* **INPUT**
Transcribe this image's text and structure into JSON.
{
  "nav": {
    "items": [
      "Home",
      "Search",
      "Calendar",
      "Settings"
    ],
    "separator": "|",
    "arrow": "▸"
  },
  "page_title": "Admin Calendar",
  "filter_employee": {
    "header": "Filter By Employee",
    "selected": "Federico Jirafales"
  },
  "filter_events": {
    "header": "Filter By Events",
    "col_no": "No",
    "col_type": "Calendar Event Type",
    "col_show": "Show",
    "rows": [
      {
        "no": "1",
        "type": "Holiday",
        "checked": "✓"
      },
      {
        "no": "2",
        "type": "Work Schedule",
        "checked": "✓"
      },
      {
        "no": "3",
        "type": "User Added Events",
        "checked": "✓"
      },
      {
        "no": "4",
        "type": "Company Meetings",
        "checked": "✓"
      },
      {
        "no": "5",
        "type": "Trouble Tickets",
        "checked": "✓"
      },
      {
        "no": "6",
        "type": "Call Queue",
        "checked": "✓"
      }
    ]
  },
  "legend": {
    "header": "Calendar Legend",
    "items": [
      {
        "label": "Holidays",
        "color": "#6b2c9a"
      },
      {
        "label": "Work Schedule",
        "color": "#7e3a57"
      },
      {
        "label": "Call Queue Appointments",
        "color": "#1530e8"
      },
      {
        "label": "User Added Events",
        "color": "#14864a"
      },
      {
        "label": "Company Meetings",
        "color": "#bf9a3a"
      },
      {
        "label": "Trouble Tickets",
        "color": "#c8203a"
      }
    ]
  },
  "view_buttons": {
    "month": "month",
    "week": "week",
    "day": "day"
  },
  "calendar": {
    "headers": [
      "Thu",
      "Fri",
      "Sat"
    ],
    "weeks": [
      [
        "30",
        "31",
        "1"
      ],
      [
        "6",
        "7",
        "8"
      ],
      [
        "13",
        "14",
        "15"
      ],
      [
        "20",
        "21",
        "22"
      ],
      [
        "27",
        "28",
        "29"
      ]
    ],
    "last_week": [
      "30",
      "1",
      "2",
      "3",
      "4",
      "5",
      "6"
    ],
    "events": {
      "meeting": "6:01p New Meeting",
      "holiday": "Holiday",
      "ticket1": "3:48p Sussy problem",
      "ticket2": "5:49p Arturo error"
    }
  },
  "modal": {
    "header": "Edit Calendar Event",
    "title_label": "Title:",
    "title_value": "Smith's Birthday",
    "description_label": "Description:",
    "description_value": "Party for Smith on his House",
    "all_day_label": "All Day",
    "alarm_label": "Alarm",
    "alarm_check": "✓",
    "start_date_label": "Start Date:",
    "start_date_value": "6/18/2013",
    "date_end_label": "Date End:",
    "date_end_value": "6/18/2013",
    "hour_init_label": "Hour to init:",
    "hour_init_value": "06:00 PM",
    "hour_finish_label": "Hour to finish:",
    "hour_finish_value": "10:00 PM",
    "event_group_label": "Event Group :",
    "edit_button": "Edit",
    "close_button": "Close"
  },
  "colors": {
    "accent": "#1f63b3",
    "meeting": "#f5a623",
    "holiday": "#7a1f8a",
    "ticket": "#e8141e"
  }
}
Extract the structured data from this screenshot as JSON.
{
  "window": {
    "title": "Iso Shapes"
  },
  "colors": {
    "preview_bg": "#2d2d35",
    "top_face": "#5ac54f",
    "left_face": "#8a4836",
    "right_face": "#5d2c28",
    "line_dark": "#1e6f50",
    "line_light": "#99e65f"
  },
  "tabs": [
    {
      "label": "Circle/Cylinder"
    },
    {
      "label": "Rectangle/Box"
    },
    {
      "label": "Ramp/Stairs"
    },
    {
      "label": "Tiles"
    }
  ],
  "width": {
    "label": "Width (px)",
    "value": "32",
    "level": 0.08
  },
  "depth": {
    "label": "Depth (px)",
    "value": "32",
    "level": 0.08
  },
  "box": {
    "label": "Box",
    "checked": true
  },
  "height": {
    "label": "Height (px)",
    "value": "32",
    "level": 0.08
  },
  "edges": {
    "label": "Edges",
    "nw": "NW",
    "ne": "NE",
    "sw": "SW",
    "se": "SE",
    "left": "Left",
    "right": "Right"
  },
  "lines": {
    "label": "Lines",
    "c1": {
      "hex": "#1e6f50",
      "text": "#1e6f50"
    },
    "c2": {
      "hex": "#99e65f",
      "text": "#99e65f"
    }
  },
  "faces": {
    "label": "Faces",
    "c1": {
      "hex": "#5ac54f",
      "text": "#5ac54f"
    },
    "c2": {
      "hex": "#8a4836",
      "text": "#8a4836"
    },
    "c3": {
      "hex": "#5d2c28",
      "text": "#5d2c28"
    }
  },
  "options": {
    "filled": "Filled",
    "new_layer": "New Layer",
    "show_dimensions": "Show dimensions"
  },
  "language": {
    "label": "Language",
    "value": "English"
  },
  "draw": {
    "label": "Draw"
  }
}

* **THE TASK**
Using the listing above, return all lines where the word "Tickets" occurs.

* **SOLUTION TO THIS TASK**
        "type": "Trouble Tickets",
        "label": "Trouble Tickets",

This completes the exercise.